*** Selected extract ***

"Text Mining Questions"

MockingBirdMockingBird Member Posts: 2 Contributor I
edited June 2019 in Help
Hello,

I'm using Rapidminer for the first time and I'm currently struggling with the following issue:
  • I have several texts which I want to split into sentences. Each of the texts is stored in a single cell of a column in an Excel file.
  • After that, I want to extract frequently occurring terms from these sentences.
  • As third step I want to automatically categorize the sentences depending on the terms respectively a combinations of the terms.
  • Finally I want to be able to select for example the term "colours" and subsequently I want to get shown all sentences containing this term.
Can you tell me if this is generally possible using Rapidminer and give me some directions how to proceed?

***

◆ What the task requires ◆
In the forum post about text mining, which program does the poster say they are using for the first time? These lines have no connection to the forum post about text mining.

*** Dataset ***

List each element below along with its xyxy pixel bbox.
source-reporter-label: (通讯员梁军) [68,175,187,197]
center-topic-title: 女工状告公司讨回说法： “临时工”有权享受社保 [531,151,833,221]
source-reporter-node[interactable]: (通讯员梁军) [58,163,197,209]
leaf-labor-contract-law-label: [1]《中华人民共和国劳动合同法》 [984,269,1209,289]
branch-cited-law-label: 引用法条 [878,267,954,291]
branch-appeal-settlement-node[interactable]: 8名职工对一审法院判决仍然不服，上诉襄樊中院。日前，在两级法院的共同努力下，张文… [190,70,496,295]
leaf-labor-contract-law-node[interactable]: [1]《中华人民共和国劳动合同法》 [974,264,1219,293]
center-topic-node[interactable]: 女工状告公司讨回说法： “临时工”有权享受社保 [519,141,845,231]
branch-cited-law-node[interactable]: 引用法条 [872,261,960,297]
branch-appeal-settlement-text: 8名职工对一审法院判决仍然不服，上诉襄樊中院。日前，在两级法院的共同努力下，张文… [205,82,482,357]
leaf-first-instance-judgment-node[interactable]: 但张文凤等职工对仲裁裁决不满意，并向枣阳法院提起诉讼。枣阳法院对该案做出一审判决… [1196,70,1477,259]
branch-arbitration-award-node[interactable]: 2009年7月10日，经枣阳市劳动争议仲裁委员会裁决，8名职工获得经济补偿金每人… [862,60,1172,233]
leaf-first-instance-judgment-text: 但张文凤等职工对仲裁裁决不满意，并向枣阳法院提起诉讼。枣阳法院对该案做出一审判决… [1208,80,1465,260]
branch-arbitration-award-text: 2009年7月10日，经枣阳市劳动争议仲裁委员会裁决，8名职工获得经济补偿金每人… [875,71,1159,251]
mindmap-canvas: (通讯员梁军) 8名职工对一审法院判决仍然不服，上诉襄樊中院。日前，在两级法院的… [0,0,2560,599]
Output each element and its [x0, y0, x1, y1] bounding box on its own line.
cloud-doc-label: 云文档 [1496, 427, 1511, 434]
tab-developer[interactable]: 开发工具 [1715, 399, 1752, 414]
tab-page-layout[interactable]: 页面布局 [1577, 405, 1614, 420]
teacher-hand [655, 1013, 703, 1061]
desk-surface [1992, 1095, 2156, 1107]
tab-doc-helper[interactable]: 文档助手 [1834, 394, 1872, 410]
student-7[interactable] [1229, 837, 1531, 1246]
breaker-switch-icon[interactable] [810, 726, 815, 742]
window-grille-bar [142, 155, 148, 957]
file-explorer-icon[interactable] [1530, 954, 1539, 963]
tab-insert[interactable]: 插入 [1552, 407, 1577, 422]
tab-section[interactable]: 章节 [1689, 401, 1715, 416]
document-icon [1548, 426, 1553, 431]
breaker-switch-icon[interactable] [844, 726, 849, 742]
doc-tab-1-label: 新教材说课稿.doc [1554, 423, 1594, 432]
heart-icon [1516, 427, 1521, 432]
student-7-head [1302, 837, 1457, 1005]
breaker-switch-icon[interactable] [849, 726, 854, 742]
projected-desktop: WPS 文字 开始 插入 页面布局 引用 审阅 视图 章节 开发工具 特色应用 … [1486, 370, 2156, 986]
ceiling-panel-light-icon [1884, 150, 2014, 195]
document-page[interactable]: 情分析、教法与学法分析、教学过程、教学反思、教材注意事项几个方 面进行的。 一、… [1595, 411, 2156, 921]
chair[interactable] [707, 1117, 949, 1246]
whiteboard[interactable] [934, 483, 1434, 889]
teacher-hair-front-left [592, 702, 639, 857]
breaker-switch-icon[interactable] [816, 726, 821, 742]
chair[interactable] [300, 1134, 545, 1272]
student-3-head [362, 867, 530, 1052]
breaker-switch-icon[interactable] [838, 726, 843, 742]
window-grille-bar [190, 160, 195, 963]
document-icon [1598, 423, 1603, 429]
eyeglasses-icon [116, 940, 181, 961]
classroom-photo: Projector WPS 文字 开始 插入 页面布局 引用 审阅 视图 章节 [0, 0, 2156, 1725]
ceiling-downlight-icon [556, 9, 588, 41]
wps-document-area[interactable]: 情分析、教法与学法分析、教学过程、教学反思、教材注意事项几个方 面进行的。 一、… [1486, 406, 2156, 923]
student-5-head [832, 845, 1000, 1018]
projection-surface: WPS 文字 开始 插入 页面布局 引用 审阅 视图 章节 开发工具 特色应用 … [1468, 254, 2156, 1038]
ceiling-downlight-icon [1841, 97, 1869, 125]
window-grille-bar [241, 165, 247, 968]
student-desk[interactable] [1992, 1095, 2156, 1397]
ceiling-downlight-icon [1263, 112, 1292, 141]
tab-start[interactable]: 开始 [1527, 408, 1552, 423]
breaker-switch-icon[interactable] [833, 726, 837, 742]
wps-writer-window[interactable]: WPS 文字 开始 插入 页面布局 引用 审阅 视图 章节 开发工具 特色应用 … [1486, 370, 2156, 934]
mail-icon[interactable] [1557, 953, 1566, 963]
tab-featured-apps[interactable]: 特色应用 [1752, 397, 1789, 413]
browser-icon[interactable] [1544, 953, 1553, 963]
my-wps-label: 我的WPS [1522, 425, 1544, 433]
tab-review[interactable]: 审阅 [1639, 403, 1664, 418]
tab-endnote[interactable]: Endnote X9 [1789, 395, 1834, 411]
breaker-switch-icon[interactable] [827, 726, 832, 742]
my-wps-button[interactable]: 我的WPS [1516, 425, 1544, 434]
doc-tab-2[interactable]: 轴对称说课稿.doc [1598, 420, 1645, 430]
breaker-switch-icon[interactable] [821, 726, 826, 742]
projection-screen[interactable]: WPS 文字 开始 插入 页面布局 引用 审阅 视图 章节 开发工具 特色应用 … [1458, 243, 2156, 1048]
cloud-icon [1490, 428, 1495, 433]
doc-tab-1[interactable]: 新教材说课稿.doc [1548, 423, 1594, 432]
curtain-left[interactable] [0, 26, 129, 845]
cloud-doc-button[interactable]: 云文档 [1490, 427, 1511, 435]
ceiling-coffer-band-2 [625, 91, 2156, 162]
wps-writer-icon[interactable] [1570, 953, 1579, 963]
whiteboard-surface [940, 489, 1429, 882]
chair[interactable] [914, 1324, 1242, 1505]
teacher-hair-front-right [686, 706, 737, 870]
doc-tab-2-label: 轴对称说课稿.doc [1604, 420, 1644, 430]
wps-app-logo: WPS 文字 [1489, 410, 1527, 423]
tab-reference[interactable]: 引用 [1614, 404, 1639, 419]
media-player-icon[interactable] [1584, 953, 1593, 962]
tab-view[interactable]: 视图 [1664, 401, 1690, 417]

***

◆ Exercise solution ◆
Rapidminer